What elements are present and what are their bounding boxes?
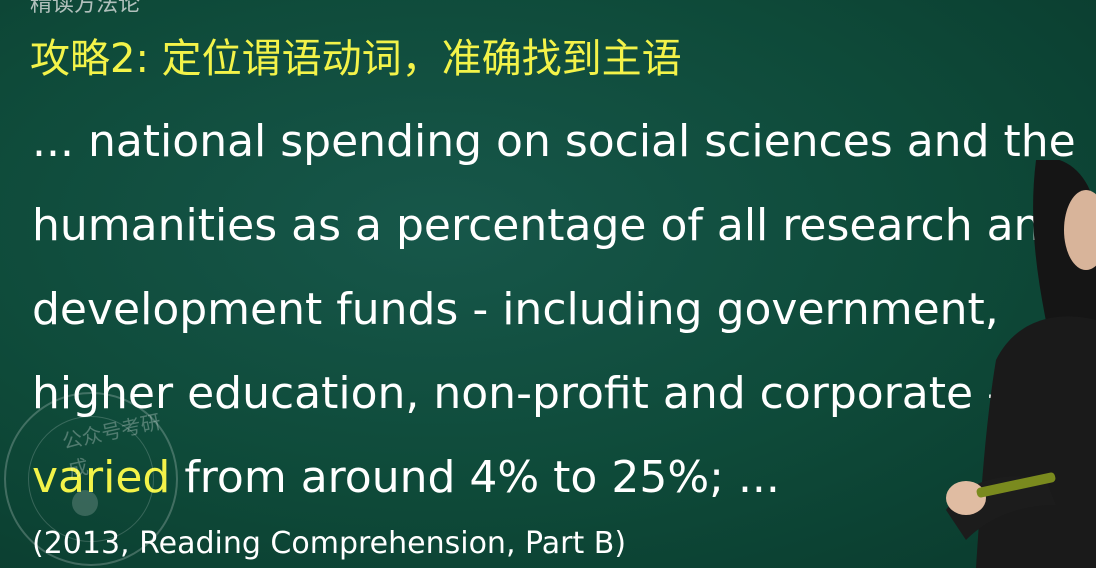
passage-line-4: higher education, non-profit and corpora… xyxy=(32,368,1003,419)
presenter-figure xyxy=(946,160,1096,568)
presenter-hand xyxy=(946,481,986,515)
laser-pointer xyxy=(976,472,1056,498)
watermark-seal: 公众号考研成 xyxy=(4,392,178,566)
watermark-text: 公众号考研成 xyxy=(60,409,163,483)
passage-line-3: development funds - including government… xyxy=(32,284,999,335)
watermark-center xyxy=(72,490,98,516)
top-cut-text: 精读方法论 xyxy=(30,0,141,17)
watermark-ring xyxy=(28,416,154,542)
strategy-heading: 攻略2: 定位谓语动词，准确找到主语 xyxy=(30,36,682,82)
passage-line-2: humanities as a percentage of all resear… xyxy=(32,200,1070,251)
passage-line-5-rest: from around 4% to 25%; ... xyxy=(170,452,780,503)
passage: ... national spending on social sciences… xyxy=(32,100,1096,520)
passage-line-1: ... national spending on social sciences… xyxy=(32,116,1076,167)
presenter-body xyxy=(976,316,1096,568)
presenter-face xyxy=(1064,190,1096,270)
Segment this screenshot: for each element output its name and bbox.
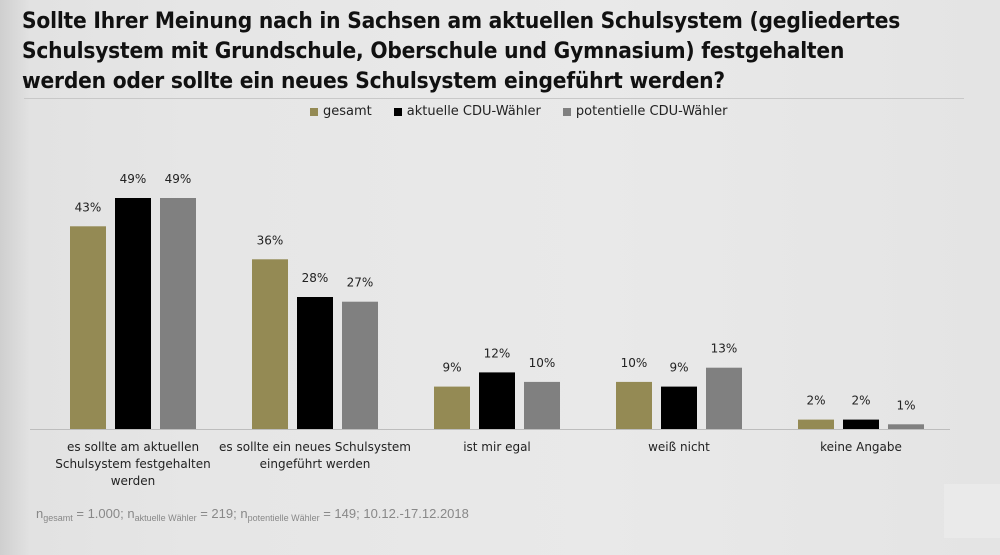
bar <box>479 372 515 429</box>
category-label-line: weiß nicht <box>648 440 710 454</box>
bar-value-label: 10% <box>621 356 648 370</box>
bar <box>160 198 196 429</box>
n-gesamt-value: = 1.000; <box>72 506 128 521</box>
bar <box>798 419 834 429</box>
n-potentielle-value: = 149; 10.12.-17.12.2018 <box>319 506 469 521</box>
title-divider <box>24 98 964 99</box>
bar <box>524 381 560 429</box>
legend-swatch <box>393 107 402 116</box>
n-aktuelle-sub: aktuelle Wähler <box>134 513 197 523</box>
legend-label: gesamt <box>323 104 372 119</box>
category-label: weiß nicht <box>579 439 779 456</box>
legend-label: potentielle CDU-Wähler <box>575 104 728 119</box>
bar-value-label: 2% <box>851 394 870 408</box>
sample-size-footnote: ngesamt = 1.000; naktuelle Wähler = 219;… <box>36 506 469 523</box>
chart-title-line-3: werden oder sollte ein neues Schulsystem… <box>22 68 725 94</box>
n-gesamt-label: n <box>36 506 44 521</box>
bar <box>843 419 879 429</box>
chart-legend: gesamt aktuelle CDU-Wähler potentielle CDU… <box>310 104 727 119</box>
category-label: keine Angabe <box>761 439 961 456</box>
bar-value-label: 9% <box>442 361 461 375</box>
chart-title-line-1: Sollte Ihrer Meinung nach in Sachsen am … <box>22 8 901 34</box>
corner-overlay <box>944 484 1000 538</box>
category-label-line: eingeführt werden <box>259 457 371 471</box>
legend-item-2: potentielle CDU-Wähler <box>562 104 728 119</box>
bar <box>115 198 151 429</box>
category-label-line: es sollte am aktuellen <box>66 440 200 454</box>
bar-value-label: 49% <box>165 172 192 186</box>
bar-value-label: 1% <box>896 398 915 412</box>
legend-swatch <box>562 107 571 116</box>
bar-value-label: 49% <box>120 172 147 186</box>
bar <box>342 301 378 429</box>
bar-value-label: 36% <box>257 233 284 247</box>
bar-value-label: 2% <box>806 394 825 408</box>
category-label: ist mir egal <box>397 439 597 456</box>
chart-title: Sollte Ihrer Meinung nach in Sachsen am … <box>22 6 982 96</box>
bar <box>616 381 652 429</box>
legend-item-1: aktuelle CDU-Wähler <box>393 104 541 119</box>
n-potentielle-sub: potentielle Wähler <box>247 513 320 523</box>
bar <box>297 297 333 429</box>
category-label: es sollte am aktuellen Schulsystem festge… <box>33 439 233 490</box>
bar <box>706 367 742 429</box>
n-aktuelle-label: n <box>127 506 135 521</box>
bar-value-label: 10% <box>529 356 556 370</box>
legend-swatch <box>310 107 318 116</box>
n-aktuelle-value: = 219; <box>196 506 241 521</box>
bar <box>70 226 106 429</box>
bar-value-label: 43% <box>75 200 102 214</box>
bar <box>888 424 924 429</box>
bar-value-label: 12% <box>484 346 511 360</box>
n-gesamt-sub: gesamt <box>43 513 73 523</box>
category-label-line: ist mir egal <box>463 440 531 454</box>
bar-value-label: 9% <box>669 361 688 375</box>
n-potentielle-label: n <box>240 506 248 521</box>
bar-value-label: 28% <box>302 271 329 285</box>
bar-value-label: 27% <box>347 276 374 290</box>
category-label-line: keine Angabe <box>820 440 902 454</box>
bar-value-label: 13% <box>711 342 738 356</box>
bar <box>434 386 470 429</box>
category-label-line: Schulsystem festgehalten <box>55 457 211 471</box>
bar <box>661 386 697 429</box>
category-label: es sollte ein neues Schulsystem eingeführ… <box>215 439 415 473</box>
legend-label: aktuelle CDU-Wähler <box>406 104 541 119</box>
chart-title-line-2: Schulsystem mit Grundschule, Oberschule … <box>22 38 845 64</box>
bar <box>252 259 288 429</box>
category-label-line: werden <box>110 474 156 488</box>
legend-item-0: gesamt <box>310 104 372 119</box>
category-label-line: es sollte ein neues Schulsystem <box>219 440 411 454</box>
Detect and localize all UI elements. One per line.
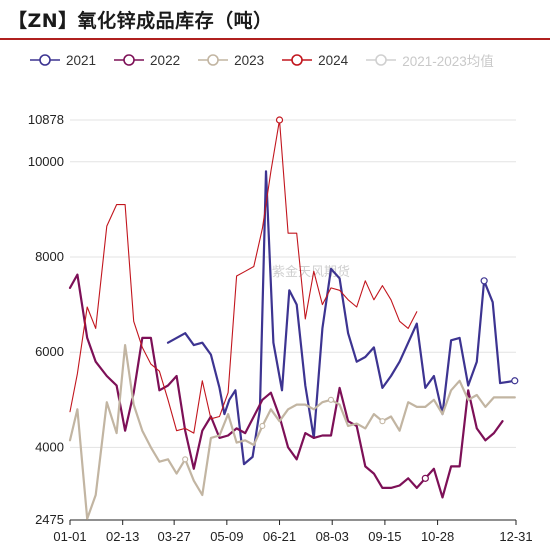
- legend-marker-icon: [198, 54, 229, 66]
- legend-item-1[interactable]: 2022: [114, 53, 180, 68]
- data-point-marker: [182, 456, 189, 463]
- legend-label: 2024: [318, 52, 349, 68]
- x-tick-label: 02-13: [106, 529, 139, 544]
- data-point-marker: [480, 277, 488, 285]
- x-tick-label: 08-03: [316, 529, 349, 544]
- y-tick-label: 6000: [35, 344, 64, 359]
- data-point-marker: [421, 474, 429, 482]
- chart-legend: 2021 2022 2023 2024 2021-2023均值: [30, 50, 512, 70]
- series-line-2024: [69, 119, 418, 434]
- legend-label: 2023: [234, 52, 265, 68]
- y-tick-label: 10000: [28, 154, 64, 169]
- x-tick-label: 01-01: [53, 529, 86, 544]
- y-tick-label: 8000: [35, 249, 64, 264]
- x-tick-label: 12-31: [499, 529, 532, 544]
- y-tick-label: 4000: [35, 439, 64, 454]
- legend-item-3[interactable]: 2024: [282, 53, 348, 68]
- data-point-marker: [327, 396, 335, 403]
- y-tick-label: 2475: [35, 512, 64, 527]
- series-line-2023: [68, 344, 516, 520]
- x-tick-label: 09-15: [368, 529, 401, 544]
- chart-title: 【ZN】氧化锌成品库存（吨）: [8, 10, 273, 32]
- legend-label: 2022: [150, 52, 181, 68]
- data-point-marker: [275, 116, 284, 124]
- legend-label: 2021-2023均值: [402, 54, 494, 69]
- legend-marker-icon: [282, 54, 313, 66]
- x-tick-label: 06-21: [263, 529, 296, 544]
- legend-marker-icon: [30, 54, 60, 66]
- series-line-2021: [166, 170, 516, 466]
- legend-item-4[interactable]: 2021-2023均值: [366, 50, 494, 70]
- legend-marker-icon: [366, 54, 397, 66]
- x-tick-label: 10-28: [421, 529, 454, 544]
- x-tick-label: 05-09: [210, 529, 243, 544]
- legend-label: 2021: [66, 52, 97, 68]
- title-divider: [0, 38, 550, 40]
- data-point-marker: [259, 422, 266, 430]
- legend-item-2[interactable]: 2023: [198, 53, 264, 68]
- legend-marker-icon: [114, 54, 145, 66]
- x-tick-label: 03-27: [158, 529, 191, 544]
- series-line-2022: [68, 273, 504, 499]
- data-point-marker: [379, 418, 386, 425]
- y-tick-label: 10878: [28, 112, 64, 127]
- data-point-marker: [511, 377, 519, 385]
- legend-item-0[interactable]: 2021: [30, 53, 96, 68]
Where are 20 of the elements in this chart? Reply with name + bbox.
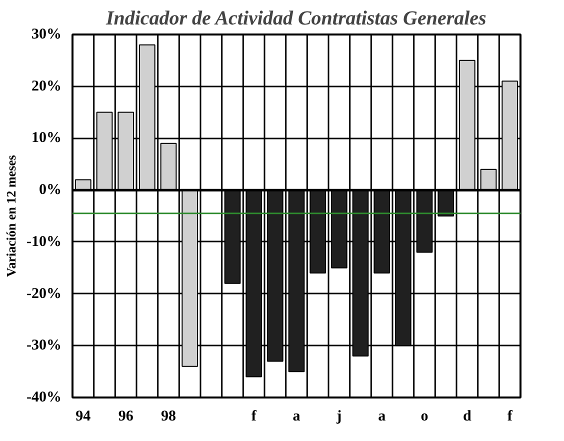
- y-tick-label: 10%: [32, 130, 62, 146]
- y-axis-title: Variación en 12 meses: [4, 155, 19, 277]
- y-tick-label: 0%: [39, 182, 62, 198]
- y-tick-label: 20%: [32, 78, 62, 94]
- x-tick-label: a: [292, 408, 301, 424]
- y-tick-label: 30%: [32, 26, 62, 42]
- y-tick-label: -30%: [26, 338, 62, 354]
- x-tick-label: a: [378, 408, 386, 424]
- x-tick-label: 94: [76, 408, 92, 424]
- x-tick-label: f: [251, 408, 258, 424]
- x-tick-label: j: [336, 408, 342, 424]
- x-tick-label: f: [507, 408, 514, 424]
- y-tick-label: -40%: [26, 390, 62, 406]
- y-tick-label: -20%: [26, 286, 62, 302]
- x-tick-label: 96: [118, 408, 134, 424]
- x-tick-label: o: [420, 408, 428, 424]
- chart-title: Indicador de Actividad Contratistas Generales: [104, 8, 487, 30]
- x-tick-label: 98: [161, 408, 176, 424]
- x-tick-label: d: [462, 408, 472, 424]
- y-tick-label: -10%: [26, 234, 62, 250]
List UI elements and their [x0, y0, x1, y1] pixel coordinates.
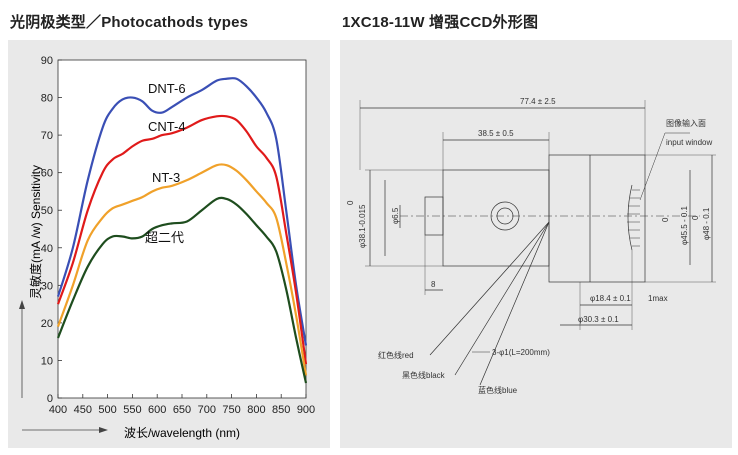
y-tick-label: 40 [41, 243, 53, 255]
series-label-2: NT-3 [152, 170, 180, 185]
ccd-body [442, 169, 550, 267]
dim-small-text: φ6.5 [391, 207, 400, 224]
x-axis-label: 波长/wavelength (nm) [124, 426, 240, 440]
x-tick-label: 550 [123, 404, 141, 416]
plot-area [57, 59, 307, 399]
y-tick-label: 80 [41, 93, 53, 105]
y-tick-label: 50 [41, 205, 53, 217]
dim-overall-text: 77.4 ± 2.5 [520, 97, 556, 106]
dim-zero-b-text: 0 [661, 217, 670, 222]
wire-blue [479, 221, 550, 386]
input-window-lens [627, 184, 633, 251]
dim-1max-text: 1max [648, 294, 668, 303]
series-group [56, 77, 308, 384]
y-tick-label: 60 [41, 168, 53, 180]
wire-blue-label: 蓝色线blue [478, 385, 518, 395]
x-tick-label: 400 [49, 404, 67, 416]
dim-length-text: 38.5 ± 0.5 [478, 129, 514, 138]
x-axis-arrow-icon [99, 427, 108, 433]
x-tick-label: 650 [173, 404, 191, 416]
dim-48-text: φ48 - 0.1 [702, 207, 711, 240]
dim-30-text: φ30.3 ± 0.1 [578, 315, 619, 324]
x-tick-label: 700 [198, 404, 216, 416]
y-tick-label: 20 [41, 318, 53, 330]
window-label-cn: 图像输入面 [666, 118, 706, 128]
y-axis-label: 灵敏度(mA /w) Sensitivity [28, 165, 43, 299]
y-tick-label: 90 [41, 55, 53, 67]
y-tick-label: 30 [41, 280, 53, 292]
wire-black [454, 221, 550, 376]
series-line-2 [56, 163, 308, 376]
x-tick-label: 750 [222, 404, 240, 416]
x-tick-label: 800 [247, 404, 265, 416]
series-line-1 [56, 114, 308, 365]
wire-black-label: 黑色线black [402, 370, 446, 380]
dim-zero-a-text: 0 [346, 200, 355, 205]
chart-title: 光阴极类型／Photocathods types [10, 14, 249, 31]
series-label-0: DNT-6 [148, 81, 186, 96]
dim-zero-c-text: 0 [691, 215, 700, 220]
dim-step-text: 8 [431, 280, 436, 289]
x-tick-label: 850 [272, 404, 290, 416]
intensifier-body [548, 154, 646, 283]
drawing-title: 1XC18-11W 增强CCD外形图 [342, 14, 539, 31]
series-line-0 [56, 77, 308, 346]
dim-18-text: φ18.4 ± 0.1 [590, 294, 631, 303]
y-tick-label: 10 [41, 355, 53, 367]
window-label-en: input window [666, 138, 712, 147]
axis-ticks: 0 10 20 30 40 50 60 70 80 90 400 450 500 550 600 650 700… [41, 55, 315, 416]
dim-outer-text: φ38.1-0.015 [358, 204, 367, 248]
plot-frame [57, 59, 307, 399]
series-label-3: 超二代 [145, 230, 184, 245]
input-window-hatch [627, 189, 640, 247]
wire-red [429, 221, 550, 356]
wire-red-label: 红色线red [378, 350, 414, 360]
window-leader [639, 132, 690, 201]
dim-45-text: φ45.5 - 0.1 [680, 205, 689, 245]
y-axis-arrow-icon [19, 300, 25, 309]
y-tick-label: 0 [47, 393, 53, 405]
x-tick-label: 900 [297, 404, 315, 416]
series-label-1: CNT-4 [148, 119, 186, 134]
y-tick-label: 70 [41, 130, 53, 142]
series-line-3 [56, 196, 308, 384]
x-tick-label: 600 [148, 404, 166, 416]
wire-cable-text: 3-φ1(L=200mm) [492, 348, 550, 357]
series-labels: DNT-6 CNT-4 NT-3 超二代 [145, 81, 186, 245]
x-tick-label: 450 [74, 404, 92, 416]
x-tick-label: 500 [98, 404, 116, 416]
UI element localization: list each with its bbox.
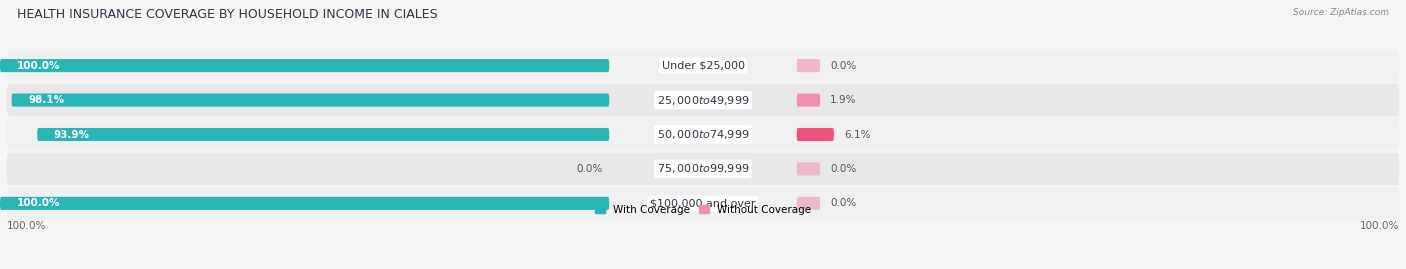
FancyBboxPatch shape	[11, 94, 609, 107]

**WHAT THE EXERCISE ASKS**
Set out the lines of the records from the one containing "bar <box>479 372 515 429</box>" through the one containing "category-label: weiß nicht", inclusive, as a numbered list, leaving out any blank lines.

**RESPONSE TO THIS EXERCISE**
1. bar <box>479 372 515 429</box>
2. category-label-line: weiß nicht <box>648 440 710 454</box>
3. bar-value-label: 10% <box>621 356 648 370</box>
4. bar <box>160 198 196 429</box>
5. n-gesamt-value: = 1.000; <box>72 506 128 521</box>
6. bar <box>798 419 834 429</box>
7. n-potentielle-value: = 149; 10.12.-17.12.2018 <box>319 506 469 521</box>
8. title-divider <box>24 98 964 99</box>
9. bar <box>524 381 560 429</box>
10. legend-swatch <box>393 107 402 116</box>
11. n-aktuelle-sub: aktuelle Wähler <box>134 513 197 523</box>
12. legend-label: gesamt <box>323 104 372 119</box>
13. category-label: weiß nicht <box>579 439 779 456</box>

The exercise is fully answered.